SHORT EXERCISE -
Determine the number of lines containing the word "relative". Reply with it and nothing else.

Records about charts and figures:

....................

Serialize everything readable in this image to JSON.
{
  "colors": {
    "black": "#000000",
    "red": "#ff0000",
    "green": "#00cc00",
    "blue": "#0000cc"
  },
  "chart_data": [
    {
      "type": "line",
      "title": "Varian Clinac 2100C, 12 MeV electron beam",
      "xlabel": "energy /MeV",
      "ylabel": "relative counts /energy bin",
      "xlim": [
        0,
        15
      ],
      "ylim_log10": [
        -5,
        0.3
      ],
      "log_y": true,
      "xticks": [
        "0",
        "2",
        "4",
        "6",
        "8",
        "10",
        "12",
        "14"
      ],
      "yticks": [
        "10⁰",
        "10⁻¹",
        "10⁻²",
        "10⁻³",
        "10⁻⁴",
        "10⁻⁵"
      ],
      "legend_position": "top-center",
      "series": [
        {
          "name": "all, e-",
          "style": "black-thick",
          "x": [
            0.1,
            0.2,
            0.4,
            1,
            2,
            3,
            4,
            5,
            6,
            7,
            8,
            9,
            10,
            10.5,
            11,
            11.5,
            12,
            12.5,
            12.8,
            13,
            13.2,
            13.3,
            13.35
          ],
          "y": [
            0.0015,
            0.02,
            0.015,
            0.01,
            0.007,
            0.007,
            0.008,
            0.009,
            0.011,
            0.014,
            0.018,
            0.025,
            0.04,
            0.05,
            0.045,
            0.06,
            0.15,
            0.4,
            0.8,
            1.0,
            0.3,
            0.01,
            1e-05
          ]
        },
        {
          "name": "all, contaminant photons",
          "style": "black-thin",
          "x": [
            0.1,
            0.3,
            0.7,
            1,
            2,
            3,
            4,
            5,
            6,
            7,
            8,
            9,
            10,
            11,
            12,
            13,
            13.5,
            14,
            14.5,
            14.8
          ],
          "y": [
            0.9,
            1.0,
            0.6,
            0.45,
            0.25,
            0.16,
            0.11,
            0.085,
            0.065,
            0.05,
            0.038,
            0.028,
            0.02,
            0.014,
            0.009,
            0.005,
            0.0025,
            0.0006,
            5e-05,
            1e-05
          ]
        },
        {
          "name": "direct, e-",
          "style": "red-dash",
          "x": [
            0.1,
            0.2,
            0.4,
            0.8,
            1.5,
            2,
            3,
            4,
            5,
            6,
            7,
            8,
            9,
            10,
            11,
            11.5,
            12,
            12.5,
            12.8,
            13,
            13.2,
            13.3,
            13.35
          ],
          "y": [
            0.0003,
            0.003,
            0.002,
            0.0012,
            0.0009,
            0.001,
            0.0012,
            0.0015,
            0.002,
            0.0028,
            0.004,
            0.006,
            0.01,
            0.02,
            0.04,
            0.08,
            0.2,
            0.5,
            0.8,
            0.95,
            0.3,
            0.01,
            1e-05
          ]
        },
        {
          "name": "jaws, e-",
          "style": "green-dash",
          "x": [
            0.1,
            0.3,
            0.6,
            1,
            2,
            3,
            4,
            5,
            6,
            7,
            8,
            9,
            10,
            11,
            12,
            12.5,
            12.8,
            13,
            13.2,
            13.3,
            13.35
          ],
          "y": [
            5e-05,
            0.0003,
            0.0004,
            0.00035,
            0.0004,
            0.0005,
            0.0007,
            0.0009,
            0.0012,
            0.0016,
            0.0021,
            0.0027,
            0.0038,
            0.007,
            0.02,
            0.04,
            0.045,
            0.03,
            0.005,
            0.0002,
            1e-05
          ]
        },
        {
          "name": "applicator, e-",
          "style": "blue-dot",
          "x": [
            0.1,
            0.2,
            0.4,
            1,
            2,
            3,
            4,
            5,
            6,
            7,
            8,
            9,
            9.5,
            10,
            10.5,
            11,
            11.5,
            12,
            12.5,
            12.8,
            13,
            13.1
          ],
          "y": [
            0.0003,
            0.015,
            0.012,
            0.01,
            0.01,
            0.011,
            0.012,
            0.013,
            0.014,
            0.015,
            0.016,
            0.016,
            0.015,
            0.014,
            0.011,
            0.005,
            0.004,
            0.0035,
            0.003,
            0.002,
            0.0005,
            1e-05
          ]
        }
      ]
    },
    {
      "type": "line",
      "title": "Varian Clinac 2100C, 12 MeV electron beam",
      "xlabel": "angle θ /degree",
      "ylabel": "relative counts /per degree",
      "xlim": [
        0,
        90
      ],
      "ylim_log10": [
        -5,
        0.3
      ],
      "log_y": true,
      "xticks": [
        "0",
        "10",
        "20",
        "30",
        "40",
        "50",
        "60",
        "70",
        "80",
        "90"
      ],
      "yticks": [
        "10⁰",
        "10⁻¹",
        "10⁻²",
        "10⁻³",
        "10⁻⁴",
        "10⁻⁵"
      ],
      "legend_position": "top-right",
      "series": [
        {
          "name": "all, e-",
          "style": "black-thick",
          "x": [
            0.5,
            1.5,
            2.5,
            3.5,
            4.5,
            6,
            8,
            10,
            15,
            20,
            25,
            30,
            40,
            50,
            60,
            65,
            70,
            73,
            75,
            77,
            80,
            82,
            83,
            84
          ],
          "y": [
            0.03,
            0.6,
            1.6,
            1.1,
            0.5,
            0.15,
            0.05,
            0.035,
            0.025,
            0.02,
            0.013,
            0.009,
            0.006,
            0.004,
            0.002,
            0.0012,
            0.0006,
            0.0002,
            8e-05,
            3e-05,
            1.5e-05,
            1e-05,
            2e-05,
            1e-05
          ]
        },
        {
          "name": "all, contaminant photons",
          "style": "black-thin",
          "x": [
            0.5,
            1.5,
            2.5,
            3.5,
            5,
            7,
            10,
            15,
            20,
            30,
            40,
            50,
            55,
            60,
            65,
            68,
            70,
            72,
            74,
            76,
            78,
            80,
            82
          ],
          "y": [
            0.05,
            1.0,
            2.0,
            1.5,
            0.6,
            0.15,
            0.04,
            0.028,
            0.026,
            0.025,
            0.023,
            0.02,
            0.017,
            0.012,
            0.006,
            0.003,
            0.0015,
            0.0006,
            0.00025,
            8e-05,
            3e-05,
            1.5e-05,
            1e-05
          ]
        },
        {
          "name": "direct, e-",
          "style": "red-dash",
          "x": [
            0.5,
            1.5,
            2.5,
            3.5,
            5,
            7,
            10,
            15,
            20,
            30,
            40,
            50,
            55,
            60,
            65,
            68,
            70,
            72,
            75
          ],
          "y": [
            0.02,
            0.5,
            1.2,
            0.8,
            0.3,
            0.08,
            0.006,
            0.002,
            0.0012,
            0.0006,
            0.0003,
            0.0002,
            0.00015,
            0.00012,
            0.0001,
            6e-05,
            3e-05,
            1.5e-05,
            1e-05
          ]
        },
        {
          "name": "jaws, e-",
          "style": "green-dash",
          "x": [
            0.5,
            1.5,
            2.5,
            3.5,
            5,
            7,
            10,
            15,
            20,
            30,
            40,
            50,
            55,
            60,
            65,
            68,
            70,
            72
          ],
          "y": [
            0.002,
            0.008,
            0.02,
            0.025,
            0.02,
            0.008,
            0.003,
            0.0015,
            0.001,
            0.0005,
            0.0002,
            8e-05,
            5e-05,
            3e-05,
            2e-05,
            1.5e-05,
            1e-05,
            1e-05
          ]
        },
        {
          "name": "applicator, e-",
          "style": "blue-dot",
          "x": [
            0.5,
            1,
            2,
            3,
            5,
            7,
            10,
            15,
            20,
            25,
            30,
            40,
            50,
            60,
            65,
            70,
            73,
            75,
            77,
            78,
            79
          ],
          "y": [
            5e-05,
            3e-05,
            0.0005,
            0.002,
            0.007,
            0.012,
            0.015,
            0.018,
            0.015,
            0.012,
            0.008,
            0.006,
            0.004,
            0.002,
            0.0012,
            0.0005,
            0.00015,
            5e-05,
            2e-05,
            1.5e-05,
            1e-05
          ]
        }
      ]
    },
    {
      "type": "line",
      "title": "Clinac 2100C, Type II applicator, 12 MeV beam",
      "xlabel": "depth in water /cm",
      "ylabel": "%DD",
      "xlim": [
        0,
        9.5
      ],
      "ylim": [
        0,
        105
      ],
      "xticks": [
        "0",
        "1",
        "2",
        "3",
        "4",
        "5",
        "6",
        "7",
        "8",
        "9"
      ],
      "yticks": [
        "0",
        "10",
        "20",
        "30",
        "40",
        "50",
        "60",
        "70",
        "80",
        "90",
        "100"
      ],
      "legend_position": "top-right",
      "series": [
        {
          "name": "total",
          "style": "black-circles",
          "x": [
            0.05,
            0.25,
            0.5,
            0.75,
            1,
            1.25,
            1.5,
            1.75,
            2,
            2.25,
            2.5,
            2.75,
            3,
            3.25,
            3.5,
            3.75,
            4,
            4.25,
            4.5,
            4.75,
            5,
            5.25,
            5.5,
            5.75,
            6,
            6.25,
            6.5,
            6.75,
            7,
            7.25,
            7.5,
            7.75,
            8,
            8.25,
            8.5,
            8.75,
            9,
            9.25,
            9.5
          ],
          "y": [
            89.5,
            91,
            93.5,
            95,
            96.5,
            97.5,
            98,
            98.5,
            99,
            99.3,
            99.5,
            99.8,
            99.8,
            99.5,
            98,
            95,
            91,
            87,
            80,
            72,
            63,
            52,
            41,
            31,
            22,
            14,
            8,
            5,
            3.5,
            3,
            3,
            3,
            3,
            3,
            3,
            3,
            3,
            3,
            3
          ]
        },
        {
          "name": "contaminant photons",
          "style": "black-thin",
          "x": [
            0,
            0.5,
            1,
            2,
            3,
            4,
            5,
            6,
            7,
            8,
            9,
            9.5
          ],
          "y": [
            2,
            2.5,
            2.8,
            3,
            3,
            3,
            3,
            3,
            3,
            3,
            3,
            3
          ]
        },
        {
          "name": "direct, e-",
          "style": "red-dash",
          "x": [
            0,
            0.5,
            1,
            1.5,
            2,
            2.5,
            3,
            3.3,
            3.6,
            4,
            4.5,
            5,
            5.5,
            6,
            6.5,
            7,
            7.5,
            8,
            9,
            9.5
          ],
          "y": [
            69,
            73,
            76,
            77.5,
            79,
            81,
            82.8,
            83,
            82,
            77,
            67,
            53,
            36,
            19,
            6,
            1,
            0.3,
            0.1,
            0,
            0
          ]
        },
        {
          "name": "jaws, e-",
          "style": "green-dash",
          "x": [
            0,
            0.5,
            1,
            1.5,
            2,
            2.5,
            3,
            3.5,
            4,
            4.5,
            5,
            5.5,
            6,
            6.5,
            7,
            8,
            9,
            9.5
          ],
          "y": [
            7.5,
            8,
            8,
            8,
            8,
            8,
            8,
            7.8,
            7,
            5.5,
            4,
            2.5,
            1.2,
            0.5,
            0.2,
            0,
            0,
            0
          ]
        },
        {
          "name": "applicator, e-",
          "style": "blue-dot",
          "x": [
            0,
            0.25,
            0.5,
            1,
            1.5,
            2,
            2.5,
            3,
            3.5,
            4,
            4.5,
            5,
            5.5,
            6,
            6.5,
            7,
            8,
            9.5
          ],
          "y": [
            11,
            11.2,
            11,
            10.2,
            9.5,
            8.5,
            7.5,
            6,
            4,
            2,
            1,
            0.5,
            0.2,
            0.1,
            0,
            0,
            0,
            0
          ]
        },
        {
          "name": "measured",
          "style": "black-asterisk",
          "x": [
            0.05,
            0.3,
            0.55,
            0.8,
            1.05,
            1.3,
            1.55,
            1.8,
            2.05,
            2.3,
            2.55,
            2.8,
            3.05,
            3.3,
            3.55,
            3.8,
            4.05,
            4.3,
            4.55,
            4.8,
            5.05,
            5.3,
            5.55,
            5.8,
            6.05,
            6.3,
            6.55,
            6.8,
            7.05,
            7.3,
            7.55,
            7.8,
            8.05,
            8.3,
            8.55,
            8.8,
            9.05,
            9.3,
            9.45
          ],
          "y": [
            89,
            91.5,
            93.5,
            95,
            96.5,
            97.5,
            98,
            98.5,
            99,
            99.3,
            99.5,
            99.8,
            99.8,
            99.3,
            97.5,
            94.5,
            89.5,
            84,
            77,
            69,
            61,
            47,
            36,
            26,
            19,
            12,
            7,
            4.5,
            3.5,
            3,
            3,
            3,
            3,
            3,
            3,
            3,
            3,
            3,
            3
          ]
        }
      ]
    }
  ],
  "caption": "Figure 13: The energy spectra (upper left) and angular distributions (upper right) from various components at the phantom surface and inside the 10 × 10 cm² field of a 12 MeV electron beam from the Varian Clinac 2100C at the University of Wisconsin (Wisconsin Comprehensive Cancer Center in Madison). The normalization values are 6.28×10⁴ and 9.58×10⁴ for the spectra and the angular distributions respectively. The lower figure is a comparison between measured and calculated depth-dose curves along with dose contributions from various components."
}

....................

CORRECT RESPONSE -
2